* Given exercise *
In the entries that follow, find the word "hinge" and report each line it is on.

BEGIN Data to process

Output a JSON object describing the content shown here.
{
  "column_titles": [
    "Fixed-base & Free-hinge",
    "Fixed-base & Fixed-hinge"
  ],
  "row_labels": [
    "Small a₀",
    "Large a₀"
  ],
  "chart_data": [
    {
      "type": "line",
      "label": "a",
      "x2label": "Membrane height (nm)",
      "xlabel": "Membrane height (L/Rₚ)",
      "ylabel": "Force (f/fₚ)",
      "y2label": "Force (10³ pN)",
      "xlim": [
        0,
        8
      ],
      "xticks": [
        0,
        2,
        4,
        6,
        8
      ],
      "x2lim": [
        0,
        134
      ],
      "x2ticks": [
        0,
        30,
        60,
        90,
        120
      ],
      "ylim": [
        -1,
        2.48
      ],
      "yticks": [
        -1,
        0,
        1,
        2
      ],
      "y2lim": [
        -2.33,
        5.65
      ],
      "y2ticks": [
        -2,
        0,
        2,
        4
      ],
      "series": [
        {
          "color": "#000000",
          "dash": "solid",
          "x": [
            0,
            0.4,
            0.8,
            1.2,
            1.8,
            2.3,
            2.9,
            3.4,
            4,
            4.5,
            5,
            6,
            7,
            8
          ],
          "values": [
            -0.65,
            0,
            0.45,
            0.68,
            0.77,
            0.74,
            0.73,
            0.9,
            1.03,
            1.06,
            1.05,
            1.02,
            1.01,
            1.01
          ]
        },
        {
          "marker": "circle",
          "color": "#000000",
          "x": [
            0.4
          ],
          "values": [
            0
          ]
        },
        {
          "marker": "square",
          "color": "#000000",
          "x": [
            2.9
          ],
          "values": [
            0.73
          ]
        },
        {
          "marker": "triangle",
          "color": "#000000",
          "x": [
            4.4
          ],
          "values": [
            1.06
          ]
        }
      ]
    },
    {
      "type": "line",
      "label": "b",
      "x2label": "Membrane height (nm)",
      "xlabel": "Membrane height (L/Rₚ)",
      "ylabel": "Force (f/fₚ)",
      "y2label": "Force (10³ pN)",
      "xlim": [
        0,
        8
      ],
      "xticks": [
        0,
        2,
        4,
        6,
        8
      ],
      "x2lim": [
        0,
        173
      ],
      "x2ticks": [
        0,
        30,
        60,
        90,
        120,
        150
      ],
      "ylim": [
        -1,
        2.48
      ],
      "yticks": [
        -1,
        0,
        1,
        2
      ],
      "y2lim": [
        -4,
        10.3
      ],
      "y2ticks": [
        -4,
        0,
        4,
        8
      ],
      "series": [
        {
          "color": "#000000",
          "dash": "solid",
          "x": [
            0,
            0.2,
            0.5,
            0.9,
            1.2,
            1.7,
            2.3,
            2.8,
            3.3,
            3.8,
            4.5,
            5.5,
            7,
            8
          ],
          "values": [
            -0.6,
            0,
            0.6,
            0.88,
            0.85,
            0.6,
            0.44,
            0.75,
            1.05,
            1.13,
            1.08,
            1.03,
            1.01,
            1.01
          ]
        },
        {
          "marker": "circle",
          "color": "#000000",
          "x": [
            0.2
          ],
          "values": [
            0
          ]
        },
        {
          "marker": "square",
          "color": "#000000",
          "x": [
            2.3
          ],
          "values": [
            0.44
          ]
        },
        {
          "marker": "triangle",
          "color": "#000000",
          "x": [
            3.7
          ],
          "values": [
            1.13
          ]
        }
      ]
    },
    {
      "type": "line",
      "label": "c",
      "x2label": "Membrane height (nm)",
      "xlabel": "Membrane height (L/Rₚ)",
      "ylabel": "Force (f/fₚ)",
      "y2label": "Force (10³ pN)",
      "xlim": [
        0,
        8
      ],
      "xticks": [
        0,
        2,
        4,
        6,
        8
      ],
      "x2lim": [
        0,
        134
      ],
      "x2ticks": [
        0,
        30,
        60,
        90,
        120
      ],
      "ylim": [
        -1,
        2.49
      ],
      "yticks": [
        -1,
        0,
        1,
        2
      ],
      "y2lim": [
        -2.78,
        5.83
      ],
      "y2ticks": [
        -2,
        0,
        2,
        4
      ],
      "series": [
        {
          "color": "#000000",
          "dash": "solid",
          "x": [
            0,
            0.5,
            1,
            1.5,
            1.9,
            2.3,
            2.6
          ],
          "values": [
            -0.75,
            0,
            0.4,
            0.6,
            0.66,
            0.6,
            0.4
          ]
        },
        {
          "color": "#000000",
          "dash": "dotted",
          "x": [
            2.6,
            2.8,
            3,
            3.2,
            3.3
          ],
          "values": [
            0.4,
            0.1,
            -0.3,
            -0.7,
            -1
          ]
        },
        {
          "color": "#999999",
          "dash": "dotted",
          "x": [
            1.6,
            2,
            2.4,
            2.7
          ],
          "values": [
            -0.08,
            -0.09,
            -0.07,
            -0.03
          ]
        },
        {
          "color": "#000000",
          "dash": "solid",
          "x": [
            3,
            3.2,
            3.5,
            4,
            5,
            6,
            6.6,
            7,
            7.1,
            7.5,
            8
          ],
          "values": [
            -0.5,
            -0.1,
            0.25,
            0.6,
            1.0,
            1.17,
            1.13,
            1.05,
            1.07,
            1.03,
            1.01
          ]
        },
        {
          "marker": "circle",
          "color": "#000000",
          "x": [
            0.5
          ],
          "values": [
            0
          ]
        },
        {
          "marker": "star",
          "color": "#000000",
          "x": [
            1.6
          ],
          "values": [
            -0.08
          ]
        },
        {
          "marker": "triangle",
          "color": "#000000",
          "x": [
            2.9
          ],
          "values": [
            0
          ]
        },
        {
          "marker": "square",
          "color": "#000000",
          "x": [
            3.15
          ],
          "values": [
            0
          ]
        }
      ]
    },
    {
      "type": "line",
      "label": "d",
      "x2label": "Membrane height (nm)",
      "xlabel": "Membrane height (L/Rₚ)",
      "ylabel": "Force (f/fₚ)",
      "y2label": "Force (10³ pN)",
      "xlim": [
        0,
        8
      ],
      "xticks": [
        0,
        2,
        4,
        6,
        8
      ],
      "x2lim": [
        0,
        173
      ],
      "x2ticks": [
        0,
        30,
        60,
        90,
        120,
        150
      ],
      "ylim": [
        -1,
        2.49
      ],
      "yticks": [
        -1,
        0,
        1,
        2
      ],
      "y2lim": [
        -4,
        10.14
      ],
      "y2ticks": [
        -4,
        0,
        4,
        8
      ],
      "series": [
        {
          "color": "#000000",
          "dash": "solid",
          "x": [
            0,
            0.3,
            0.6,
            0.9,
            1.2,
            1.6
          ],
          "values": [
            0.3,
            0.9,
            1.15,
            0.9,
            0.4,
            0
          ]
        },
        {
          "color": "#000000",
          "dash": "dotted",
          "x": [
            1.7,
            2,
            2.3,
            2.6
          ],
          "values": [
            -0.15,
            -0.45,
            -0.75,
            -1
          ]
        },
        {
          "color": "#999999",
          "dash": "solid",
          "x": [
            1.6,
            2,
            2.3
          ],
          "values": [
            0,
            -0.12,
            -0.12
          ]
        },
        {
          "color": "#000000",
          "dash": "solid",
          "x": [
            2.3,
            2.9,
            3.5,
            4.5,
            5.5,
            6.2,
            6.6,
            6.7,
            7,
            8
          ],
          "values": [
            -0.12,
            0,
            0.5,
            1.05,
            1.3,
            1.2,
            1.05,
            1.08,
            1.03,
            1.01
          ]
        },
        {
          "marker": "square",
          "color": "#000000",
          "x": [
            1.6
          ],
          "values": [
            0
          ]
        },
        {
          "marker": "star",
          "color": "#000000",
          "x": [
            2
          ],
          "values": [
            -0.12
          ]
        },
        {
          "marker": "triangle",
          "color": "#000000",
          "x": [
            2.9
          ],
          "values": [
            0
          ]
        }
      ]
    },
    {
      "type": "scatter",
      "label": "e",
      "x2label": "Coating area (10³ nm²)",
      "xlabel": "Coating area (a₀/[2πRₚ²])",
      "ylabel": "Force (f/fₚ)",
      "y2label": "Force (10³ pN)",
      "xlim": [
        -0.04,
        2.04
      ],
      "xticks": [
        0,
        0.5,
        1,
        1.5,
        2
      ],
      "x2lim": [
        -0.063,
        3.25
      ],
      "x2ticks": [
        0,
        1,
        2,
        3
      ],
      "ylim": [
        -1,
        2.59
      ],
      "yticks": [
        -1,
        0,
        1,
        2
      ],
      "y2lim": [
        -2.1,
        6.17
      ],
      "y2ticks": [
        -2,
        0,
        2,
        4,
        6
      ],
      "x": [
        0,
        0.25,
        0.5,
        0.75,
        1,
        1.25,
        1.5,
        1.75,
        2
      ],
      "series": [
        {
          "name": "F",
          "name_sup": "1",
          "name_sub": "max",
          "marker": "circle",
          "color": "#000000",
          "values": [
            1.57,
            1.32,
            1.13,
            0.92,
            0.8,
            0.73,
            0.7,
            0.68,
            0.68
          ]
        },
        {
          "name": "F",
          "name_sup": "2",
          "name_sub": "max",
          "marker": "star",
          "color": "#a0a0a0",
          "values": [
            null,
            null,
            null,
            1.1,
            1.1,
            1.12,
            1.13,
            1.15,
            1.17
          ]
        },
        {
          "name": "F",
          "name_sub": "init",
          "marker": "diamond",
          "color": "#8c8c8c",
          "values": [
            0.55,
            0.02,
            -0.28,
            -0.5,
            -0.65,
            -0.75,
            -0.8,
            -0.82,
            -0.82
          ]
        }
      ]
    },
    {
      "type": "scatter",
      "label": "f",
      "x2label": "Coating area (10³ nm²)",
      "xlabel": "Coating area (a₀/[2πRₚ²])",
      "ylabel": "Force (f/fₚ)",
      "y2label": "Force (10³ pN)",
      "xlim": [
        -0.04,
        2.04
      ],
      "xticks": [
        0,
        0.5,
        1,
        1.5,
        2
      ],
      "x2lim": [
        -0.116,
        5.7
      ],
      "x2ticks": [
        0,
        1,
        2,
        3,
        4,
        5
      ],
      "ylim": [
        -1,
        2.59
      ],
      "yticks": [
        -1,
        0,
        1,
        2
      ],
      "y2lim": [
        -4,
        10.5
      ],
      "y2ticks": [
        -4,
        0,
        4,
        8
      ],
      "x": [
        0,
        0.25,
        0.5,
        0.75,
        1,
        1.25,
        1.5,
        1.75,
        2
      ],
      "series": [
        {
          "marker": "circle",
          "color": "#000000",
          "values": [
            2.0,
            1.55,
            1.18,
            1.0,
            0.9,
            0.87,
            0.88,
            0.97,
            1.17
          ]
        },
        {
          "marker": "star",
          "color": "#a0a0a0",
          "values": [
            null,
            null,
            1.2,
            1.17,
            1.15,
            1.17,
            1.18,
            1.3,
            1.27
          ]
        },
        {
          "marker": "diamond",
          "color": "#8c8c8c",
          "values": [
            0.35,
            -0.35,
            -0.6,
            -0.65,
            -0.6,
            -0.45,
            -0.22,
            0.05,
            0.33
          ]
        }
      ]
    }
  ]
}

END Data to process

* Full solution *
    "Fixed-base & Free-hinge",
    "Fixed-base & Fixed-hinge"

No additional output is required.